Your objective — Find every line in the records below that holds the word "Midr", and copy it out.

((

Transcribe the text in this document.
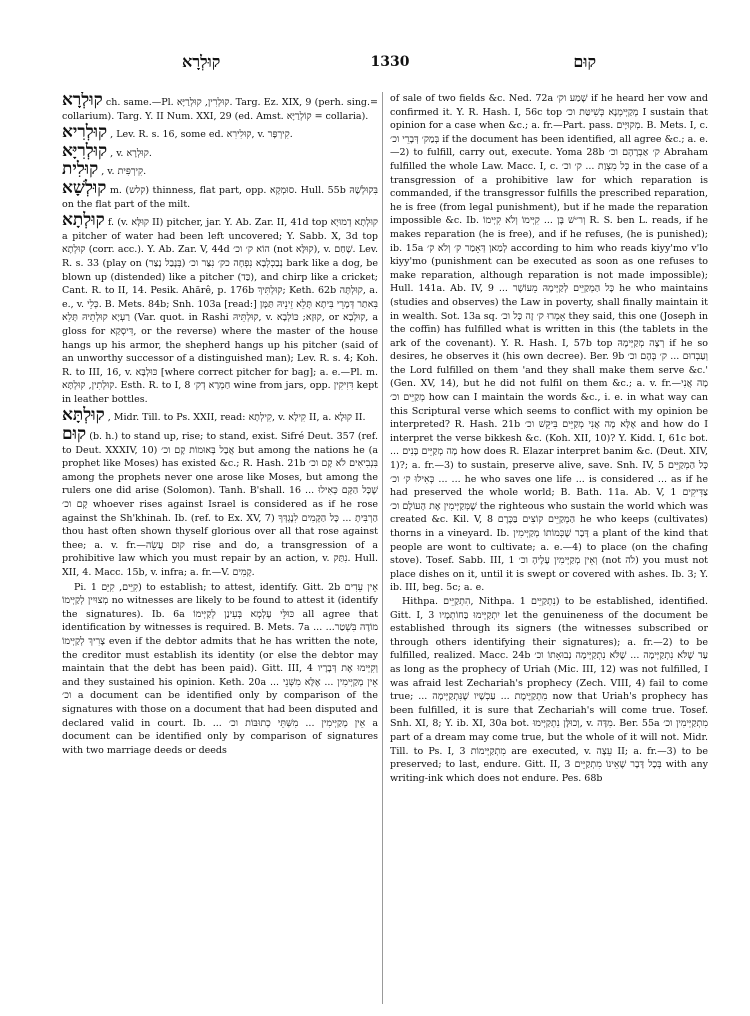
קוּלְרָא	1330	קוּם

קוּלְרָא ch. same.—Pl. קוּלְרִין, קוּלְרַיָּא. Targ. Ez. XIX, 9 (perh. sing.= collarium). Targ. Y. II Num. XXI, 29 (ed. Amst. קוֹלְרַיָּא = collaria).

קוּלְרִיא , Lev. R. s. 16, some ed. קוּלִירִא, v. קִירְפָּר.

קוּלְרִיָּא , v. קוּלְרָא.

קוּלִית , v. קִירְפִּית.

קוּלְשָׁא m. (קלש) thinness, flat part, opp. סוּמְקָא. Hull. 55b בִּקוּלְשָׁהּ on the flat part of the milt.

קוּלְתָא f. (v. קוּלָּא II) pitcher, jar. Y. Ab. Zar. II, 41d top קוּלְתָא דְמוּיָא a pitcher of water had been left uncovered; Y. Sabb. X, 3d top קוּלְתָא (corr. acc.). Y. Ab. Zar. V, 44d הוֹא ק׳ וכ׳ (not קוּלָּא), v. שָׁחַם. Lev. R. s. 33 (play on נְבַכְלְבָא נִפְחָה כק׳ נִצַּר וכ׳ (בְּנָבַל נָצַר) bark like a dog, be blown up (distended) like a pitcher (כַּד), and chirp like a cricket; Cant. R. to II, 14. Pesik. Ahărê, p. 176b קוּלְתִּיךְ; Keth. 62b קוּלְתָּה, a. e., v. כְּלֵי. B. Mets. 84b; Snh. 103a [read:] בִּאתַר דְּמָרֵי בִּיתָא תָּלֵא זֵינֵיהּ תַּמָּן רַעְיָא קוּלְתֵיהּ תָּלֵא (Var. quot. in Rashi קוּלְתֵּיהּ, v. קוּזָא; כּוֹלְבָא, or קוּלְבָא, a gloss for דִּיסְקַא, or the reverse) where the master of the house hangs up his armor, the shepherd hangs up his pitcher (said of an unworthy successor of a distinguished man); Lev. R. s. 4; Koh. R. to III, 16, v. כּוּלְבָּא [where correct pitcher for bag]; a. e.—Pl. m. קוּלְתִין, קוּלְתָּא. Esth. R. to I, 8 חַמְרָא דְק׳ wine from jars, opp. דִּזִיקִין kept in leather bottles.

קוּלְתָּא , Midr. Till. to Ps. XXII, read: קִילְתָא, v. קִילָא II, a. קוּלָא II.

קוּם (b. h.) to stand up, rise; to stand, exist. Sifré Deut. 357 (ref. to Deut. XXXIV, 10) אֲבָל בְּאוּמוֹת קָם וכ׳ but among the nations he (a prophet like Moses) has existed &c.; R. Hash. 21b בִּנְבִיאִים לֹא קָם וכ׳ among the prophets never one arose like Moses, but among the rulers one did arise (Solomon). Tanh. B'shall. 16 ... שֶׁכָּל הַקָּם כְּאִילוּ קָם וכ׳ whoever rises against Israel is considered as if he rose against the Sh'khinah. Ib. (ref. to Ex. XV, 7) הַרְבִּיתָ ... כָּל הַקָּמִים לִנֶגְדְּךָ thou hast often shown thyself glorious over all that rose against thee; a. v. fr.—קוּם עֲשֵׂה rise and do, a transgression of a prohibitive law which you must repair by an action, v. נִתַּק. Hull. XII, 4. Macc. 15b, v. infra; a. fr.—V. קָמִים.

Pi. קִיֵּים, קִיֵּם 1) to establish; to attest, identify. Gitt. 2b אֵין עֵדִים מְצוּיִין לְקַיְּימוֹ no witnesses are likely to be found to attest it (identify the signatures). Ib. 6a כּוּלֵּי עָלְמָא בְּעִינַן לְקַיְּימוֹ all agree that identification by witnesses is required. B. Mets. 7a ... מוֹדֶה בִּשְׁטַר... צָרִיךְ לְקַיְּימוֹ even if the debtor admits that he has written the note, the creditor must establish its identity (or else the debtor may maintain that the debt has been paid). Gitt. III, 4 וְקִיְּימוּ אֶת דְּבָרָיו and they sustained his opinion. Keth. 20a ... אֵין מְקַיְּימִין ... אֶלָּא מִשְּׁנֵי וכ׳ a document can be identified only by comparison of the signatures with those on a document that had been disputed and declared valid in court. Ib. ... אֵין מְקַיְּימִין ... מִשְּׁתֵּי כְתוּבּוֹת וכ׳ a document can be identified only by comparison of signatures with two marriage deeds or deeds

of sale of two fields &c. Ned. 72a שָׁמַע וק׳ if he heard her vow and confirmed it. Y. R. Hash. I, 56c top מְקַיְּימְנָא כְּשִׁיטַּת וכ׳ I sustain that opinion for a case when &c.; a. fr.—Part. pass. מְקוּיָּים. B. Mets. I, c. בְּמַק׳ דְּבָרֵי וכ׳ if the document has been identified, all agree &c.; a. e.—2) to fulfill, carry out, execute. Yoma 28b ק׳ אַבְרָהָם וכ׳ Abraham fulfilled the whole Law. Macc. I, c. כָּל מִצְוַת ... ק׳ וכ׳ in the case of a transgression of a prohibitive law for which reparation is commanded, if the transgressor fulfills the prescribed reparation, he is free (from legal punishment), but if he made the reparation impossible &c. Ib. וְר״שׁ בֶּן ... קִיְּימוֹ וְלֹא קִיְּימוֹ R. S. ben L. reads, if he makes reparation (he is free), and if he refuses, (he is punished); ib. 15a לְמַאן דְּאָמַר ק׳ וְלֹא ק׳ according to him who reads kiyy'mo v'lo kiyy'mo (punishment can be executed as soon as one refuses to make reparation, although reparation is not made impossible); Hull. 141a. Ab. IV, 9 ... כָּל הַמְקַיֵּים לְקַיְּימָהּ מֵעוֹשֶׁר he who maintains (studies and observes) the Law in poverty, shall finally maintain it in wealth. Sot. 13a sq. אָמְרוּ ק׳ זֶה כָּל וכ׳ they said, this one (Joseph in the coffin) has fulfilled what is written in this (the tablets in the ark of the covenant). Y. R. Hash. I, 57b top רְצָה מְקַיְּימָהּ if he so desires, he observes it (his own decree). Ber. 9b וְעַבְדוּם ... ק׳ בְּהֶם וכ׳ the Lord fulfilled on them 'and they shall make them serve &c.' (Gen. XV, 14), but he did not fulfil on them &c.; a. v. fr.—מָה אֲנִי מְקַיֵּים וכ׳ how can I maintain the words &c., i. e. in what way can this Scriptural verse which seems to conflict with my opinion be interpreted? R. Hash. 21b אֶלָּא מָה אֲנִי מְקַיֵּים בִּיקֵּשׁ וכ׳ and how do I interpret the verse bikkesh &c. (Koh. XII, 10)? Y. Kidd. I, 61c bot. ... מָה מְקַיֵּים בָּנִים how does R. Elazar interpret banim &c. (Deut. XIV, 1)?; a. fr.—3) to sustain, preserve alive, save. Snh. IV, 5 כָּל הַמְקַיֵּים ... כְּאִילוּ ק׳ וכ׳ ... he who saves one life ... is considered ... as if he had preserved the whole world; B. Bath. 11a. Ab. V, 1 צַדִּיקִים שֶׁמְּקַיְּימִין אֶת הָעוֹלָם וכ׳ the righteous who sustain the world which was created &c. Kil. V, 8 הַמְקַיֵּים קוֹצִים בַּכֶּרֶם he who keeps (cultivates) thorns in a vineyard. Ib. דָּבָר שֶׁכְּמוֹתוֹ מְקַיְּימִין a plant of the kind that people are wont to cultivate; a. e.—4) to place (on the chafing stove). Tosef. Sabb. III, 1 וְאֵין מְקַיְּימִין עָלֶיהָ וכ׳ (not לֹה) you must not place dishes on it, until it is swept or covered with ashes. Ib. 3; Y. ib. III, beg. 5c; a. e.

Hithpa. הִתְקַיֵּים, Nithpa. נִתְקַיֵּים 1) to be established, identified. Gitt. I, 3 יִתְקַיְּימוּ בַּחוֹתְמָיו let the genuineness of the document be established through its signers (the witnesses subscribed or through others identifying their signatures); a. fr.—2) to be fulfilled, realized. Macc. 24b עַד שֶׁלֹּא נִתְקַיְּימָה ... שֶׁלֹּא נִתְקַיְּימָה נְבוּאָתוֹ וכ׳ as long as the prophecy of Uriah (Mic. III, 12) was not fulfilled, I was afraid lest Zechariah's prophecy (Zech. VIII, 4) fail to come true; ... מִתְקַיֶּימֶת ... עַכְשָׁיו שֶׁנִּתְקַיְּימָה now that Uriah's prophecy has been fulfilled, it is sure that Zechariah's will come true. Tosef. Snh. XI, 8; Y. ib. XI, 30a bot. וְכוּלָּן נִתְקַיְּימוּ, v. מִדָּה. Ber. 55a מִתְקַיְּימִין וכ׳ part of a dream may come true, but the whole of it will not. Midr. Till. to Ps. I, 3 מִתְקַיְּימוֹת are executed, v. עֵצָה II; a. fr.—3) to be preserved; to last, endure. Gitt. II, 3 בְּכָל דָּבָר שֶׁאֵינוֹ מִתְקַיֵּים with any writing-ink which does not endure. Pes. 68b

))

Full output —
קוּלְתָּא , Midr. Till. to Ps. XXII, read: קִילְתָא, v. קִילָא II, a. קוּלָא II.
Hithpa. הִתְקַיֵּים, Nithpa. נִתְקַיֵּים 1) to be established, identified. Gitt. I, 3 יִתְקַיְּימוּ בַּחוֹתְמָיו let the genuineness of the document be established through its signers (the witnesses subscribed or through others identifying their signatures); a. fr.—2) to be fulfilled, realized. Macc. 24b עַד שֶׁלֹּא נִתְקַיְּימָה ... שֶׁלֹּא נִתְקַיְּימָה נְבוּאָתוֹ וכ׳ as long as the prophecy of Uriah (Mic. III, 12) was not fulfilled, I was afraid lest Zechariah's prophecy (Zech. VIII, 4) fail to come true; ... מִתְקַיֶּימֶת ... עַכְשָׁיו שֶׁנִּתְקַיְּימָה now that Uriah's prophecy has been fulfilled, it is sure that Zechariah's will come true. Tosef. Snh. XI, 8; Y. ib. XI, 30a bot. וְכוּלָּן נִתְקַיְּימוּ, v. מִדָּה. Ber. 55a מִתְקַיְּימִין וכ׳ part of a dream may come true, but the whole of it will not. Midr. Till. to Ps. I, 3 מִתְקַיְּימוֹת are executed, v. עֵצָה II; a. fr.—3) to be preserved; to last, endure. Gitt. II, 3 בְּכָל דָּבָר שֶׁאֵינוֹ מִתְקַיֵּים with any writing-ink which does not endure. Pes. 68b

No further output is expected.